WHAT TO PRODUCE
Using the material that follows, identify and copy each line with the string "Thee".

WORKING DATA
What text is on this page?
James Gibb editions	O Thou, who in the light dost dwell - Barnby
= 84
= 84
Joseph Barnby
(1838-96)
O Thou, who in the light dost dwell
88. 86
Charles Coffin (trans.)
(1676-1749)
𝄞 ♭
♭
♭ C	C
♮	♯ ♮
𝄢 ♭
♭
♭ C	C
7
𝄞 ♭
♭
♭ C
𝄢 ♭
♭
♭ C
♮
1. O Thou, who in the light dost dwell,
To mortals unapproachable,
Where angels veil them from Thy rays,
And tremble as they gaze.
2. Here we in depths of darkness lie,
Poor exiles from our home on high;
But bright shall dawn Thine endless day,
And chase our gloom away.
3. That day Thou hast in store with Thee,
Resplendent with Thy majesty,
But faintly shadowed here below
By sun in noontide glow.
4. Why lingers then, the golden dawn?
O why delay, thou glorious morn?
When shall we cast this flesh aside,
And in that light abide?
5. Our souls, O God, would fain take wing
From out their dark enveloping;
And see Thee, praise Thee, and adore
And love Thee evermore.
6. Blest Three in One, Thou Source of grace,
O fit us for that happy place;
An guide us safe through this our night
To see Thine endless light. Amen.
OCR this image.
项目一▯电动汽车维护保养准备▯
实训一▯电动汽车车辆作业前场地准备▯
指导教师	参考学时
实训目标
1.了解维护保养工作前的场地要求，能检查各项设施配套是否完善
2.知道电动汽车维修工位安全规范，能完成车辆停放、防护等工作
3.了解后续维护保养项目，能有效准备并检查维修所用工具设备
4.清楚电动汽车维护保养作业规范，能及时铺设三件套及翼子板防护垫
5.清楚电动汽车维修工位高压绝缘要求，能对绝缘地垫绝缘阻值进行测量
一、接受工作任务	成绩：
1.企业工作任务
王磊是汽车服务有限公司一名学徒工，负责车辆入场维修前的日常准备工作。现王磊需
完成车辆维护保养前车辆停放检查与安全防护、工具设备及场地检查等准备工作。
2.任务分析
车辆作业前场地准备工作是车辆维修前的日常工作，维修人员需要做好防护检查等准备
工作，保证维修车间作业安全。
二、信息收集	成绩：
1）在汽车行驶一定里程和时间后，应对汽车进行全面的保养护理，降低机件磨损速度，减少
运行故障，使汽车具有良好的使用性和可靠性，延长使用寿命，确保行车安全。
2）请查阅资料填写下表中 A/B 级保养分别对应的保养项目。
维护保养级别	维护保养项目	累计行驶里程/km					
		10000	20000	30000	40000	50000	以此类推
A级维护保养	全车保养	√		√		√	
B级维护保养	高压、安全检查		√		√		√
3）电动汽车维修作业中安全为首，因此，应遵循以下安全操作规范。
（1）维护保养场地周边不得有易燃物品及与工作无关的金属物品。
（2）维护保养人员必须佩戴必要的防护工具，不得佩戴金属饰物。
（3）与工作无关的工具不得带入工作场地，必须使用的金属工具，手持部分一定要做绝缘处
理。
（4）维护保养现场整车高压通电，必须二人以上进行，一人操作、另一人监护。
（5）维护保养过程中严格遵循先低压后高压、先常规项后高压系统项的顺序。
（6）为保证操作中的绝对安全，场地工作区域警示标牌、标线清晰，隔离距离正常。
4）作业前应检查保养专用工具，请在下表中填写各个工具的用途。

ANSWER TO THIS PROBLEM
3. That day Thou hast in store with Thee,
And see Thee, praise Thee, and adore
And love Thee evermore.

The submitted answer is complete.